>> begin

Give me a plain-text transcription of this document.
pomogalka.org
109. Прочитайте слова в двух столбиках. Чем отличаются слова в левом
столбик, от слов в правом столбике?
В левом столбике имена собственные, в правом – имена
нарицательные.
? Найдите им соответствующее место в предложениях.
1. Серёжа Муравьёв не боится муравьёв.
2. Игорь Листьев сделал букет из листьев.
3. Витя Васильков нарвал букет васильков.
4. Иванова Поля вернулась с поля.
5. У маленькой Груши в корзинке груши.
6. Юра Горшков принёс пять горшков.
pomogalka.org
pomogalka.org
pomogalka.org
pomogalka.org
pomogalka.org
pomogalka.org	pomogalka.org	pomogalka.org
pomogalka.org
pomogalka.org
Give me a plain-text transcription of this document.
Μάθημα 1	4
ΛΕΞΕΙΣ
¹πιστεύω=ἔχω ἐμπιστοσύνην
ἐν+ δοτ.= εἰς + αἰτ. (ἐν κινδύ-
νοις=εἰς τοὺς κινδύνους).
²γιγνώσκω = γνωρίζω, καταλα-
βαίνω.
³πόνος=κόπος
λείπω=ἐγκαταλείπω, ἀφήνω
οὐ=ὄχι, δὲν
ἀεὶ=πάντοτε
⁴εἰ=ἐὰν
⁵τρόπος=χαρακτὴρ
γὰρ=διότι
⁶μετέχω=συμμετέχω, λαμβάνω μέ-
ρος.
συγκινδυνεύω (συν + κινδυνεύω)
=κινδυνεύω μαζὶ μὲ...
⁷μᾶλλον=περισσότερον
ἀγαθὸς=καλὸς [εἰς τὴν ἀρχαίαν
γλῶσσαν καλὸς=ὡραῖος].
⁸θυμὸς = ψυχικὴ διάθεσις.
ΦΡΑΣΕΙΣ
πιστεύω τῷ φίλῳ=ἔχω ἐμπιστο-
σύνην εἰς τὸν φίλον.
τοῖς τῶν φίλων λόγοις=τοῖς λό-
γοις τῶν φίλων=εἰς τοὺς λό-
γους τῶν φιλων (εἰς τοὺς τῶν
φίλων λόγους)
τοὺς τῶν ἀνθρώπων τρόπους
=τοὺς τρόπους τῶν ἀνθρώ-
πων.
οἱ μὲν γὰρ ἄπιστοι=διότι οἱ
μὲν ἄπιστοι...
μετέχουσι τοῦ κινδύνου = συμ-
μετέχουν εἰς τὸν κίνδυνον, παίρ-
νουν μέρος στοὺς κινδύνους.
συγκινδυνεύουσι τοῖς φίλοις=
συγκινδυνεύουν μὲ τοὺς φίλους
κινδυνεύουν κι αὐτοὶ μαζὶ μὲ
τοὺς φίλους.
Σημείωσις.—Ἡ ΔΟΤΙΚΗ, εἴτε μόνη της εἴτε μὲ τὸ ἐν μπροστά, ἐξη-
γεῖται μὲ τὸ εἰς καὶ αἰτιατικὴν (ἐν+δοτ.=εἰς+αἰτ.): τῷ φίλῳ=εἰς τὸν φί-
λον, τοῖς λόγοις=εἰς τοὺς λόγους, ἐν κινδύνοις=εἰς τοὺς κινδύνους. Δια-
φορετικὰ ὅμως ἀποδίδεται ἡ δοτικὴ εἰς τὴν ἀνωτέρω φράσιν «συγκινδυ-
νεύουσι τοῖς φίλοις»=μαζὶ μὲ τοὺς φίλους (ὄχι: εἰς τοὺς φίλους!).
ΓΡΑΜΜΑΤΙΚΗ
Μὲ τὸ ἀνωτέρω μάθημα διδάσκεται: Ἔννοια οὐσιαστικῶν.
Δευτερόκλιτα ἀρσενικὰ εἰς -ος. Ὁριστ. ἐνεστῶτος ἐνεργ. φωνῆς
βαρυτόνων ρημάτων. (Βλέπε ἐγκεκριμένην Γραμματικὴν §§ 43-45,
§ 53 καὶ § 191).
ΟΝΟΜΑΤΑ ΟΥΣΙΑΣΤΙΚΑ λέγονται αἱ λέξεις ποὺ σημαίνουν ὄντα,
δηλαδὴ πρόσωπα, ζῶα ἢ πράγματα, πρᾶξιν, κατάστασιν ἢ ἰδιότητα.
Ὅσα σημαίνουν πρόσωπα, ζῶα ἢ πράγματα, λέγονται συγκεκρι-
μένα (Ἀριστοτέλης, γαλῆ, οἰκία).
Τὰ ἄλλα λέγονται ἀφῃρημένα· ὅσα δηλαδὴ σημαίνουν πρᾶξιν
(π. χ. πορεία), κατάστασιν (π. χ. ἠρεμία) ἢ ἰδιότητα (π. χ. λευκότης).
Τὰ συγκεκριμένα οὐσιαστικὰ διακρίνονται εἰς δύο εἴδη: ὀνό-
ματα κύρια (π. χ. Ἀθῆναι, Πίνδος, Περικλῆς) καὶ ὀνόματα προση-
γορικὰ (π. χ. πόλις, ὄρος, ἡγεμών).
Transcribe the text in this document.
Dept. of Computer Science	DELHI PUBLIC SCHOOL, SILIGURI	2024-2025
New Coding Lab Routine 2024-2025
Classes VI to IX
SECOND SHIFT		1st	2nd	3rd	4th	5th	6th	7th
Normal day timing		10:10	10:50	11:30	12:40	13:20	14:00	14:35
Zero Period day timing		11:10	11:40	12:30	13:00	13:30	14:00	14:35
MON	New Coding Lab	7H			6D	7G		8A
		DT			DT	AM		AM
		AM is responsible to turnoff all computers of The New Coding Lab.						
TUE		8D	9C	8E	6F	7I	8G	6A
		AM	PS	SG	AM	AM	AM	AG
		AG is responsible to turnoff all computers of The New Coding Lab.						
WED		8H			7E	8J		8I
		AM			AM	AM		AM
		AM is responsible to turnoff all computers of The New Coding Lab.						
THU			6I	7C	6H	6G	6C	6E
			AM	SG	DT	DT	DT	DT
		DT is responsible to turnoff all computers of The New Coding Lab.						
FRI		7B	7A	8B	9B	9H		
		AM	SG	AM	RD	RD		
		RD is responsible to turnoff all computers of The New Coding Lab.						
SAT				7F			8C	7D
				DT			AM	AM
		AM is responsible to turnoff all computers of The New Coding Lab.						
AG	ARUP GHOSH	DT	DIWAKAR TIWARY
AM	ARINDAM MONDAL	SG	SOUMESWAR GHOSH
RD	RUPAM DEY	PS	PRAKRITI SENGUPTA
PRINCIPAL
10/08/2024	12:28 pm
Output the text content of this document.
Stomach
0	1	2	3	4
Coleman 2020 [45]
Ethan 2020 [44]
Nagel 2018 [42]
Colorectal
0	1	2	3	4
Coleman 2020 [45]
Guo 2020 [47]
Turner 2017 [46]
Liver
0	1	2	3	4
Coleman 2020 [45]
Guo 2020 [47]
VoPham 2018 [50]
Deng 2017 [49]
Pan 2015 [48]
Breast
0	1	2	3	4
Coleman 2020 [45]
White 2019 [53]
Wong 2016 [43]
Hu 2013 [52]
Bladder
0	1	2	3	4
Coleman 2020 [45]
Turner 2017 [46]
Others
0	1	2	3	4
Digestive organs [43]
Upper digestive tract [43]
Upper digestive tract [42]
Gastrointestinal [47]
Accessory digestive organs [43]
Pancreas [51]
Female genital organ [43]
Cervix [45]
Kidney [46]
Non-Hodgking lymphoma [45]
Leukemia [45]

>> end

#### Objective
Print the whole listing again, exactly.

#### Problem solution
Give me a plain-text transcription of this document.
pomogalka.org
109. Прочитайте слова в двух столбиках. Чем отличаются слова в левом
столбик, от слов в правом столбике?
В левом столбике имена собственные, в правом – имена
нарицательные.
? Найдите им соответствующее место в предложениях.
1. Серёжа Муравьёв не боится муравьёв.
2. Игорь Листьев сделал букет из листьев.
3. Витя Васильков нарвал букет васильков.
4. Иванова Поля вернулась с поля.
5. У маленькой Груши в корзинке груши.
6. Юра Горшков принёс пять горшков.
pomogalka.org
pomogalka.org
pomogalka.org
pomogalka.org
pomogalka.org
pomogalka.org	pomogalka.org	pomogalka.org
pomogalka.org
pomogalka.org
Give me a plain-text transcription of this document.
Μάθημα 1	4
ΛΕΞΕΙΣ
¹πιστεύω=ἔχω ἐμπιστοσύνην
ἐν+ δοτ.= εἰς + αἰτ. (ἐν κινδύ-
νοις=εἰς τοὺς κινδύνους).
²γιγνώσκω = γνωρίζω, καταλα-
βαίνω.
³πόνος=κόπος
λείπω=ἐγκαταλείπω, ἀφήνω
οὐ=ὄχι, δὲν
ἀεὶ=πάντοτε
⁴εἰ=ἐὰν
⁵τρόπος=χαρακτὴρ
γὰρ=διότι
⁶μετέχω=συμμετέχω, λαμβάνω μέ-
ρος.
συγκινδυνεύω (συν + κινδυνεύω)
=κινδυνεύω μαζὶ μὲ...
⁷μᾶλλον=περισσότερον
ἀγαθὸς=καλὸς [εἰς τὴν ἀρχαίαν
γλῶσσαν καλὸς=ὡραῖος].
⁸θυμὸς = ψυχικὴ διάθεσις.
ΦΡΑΣΕΙΣ
πιστεύω τῷ φίλῳ=ἔχω ἐμπιστο-
σύνην εἰς τὸν φίλον.
τοῖς τῶν φίλων λόγοις=τοῖς λό-
γοις τῶν φίλων=εἰς τοὺς λό-
γους τῶν φιλων (εἰς τοὺς τῶν
φίλων λόγους)
τοὺς τῶν ἀνθρώπων τρόπους
=τοὺς τρόπους τῶν ἀνθρώ-
πων.
οἱ μὲν γὰρ ἄπιστοι=διότι οἱ
μὲν ἄπιστοι...
μετέχουσι τοῦ κινδύνου = συμ-
μετέχουν εἰς τὸν κίνδυνον, παίρ-
νουν μέρος στοὺς κινδύνους.
συγκινδυνεύουσι τοῖς φίλοις=
συγκινδυνεύουν μὲ τοὺς φίλους
κινδυνεύουν κι αὐτοὶ μαζὶ μὲ
τοὺς φίλους.
Σημείωσις.—Ἡ ΔΟΤΙΚΗ, εἴτε μόνη της εἴτε μὲ τὸ ἐν μπροστά, ἐξη-
γεῖται μὲ τὸ εἰς καὶ αἰτιατικὴν (ἐν+δοτ.=εἰς+αἰτ.): τῷ φίλῳ=εἰς τὸν φί-
λον, τοῖς λόγοις=εἰς τοὺς λόγους, ἐν κινδύνοις=εἰς τοὺς κινδύνους. Δια-
φορετικὰ ὅμως ἀποδίδεται ἡ δοτικὴ εἰς τὴν ἀνωτέρω φράσιν «συγκινδυ-
νεύουσι τοῖς φίλοις»=μαζὶ μὲ τοὺς φίλους (ὄχι: εἰς τοὺς φίλους!).
ΓΡΑΜΜΑΤΙΚΗ
Μὲ τὸ ἀνωτέρω μάθημα διδάσκεται: Ἔννοια οὐσιαστικῶν.
Δευτερόκλιτα ἀρσενικὰ εἰς -ος. Ὁριστ. ἐνεστῶτος ἐνεργ. φωνῆς
βαρυτόνων ρημάτων. (Βλέπε ἐγκεκριμένην Γραμματικὴν §§ 43-45,
§ 53 καὶ § 191).
ΟΝΟΜΑΤΑ ΟΥΣΙΑΣΤΙΚΑ λέγονται αἱ λέξεις ποὺ σημαίνουν ὄντα,
δηλαδὴ πρόσωπα, ζῶα ἢ πράγματα, πρᾶξιν, κατάστασιν ἢ ἰδιότητα.
Ὅσα σημαίνουν πρόσωπα, ζῶα ἢ πράγματα, λέγονται συγκεκρι-
μένα (Ἀριστοτέλης, γαλῆ, οἰκία).
Τὰ ἄλλα λέγονται ἀφῃρημένα· ὅσα δηλαδὴ σημαίνουν πρᾶξιν
(π. χ. πορεία), κατάστασιν (π. χ. ἠρεμία) ἢ ἰδιότητα (π. χ. λευκότης).
Τὰ συγκεκριμένα οὐσιαστικὰ διακρίνονται εἰς δύο εἴδη: ὀνό-
ματα κύρια (π. χ. Ἀθῆναι, Πίνδος, Περικλῆς) καὶ ὀνόματα προση-
γορικὰ (π. χ. πόλις, ὄρος, ἡγεμών).
Transcribe the text in this document.
Dept. of Computer Science	DELHI PUBLIC SCHOOL, SILIGURI	2024-2025
New Coding Lab Routine 2024-2025
Classes VI to IX
SECOND SHIFT		1st	2nd	3rd	4th	5th	6th	7th
Normal day timing		10:10	10:50	11:30	12:40	13:20	14:00	14:35
Zero Period day timing		11:10	11:40	12:30	13:00	13:30	14:00	14:35
MON	New Coding Lab	7H			6D	7G		8A
		DT			DT	AM		AM
		AM is responsible to turnoff all computers of The New Coding Lab.						
TUE		8D	9C	8E	6F	7I	8G	6A
		AM	PS	SG	AM	AM	AM	AG
		AG is responsible to turnoff all computers of The New Coding Lab.						
WED		8H			7E	8J		8I
		AM			AM	AM		AM
		AM is responsible to turnoff all computers of The New Coding Lab.						
THU			6I	7C	6H	6G	6C	6E
			AM	SG	DT	DT	DT	DT
		DT is responsible to turnoff all computers of The New Coding Lab.						
FRI		7B	7A	8B	9B	9H		
		AM	SG	AM	RD	RD		
		RD is responsible to turnoff all computers of The New Coding Lab.						
SAT				7F			8C	7D
				DT			AM	AM
		AM is responsible to turnoff all computers of The New Coding Lab.						
AG	ARUP GHOSH	DT	DIWAKAR TIWARY
AM	ARINDAM MONDAL	SG	SOUMESWAR GHOSH
RD	RUPAM DEY	PS	PRAKRITI SENGUPTA
PRINCIPAL
10/08/2024	12:28 pm
Output the text content of this document.
Stomach
0	1	2	3	4
Coleman 2020 [45]
Ethan 2020 [44]
Nagel 2018 [42]
Colorectal
0	1	2	3	4
Coleman 2020 [45]
Guo 2020 [47]
Turner 2017 [46]
Liver
0	1	2	3	4
Coleman 2020 [45]
Guo 2020 [47]
VoPham 2018 [50]
Deng 2017 [49]
Pan 2015 [48]
Breast
0	1	2	3	4
Coleman 2020 [45]
White 2019 [53]
Wong 2016 [43]
Hu 2013 [52]
Bladder
0	1	2	3	4
Coleman 2020 [45]
Turner 2017 [46]
Others
0	1	2	3	4
Digestive organs [43]
Upper digestive tract [43]
Upper digestive tract [42]
Gastrointestinal [47]
Accessory digestive organs [43]
Pancreas [51]
Female genital organ [43]
Cervix [45]
Kidney [46]
Non-Hodgking lymphoma [45]
Leukemia [45]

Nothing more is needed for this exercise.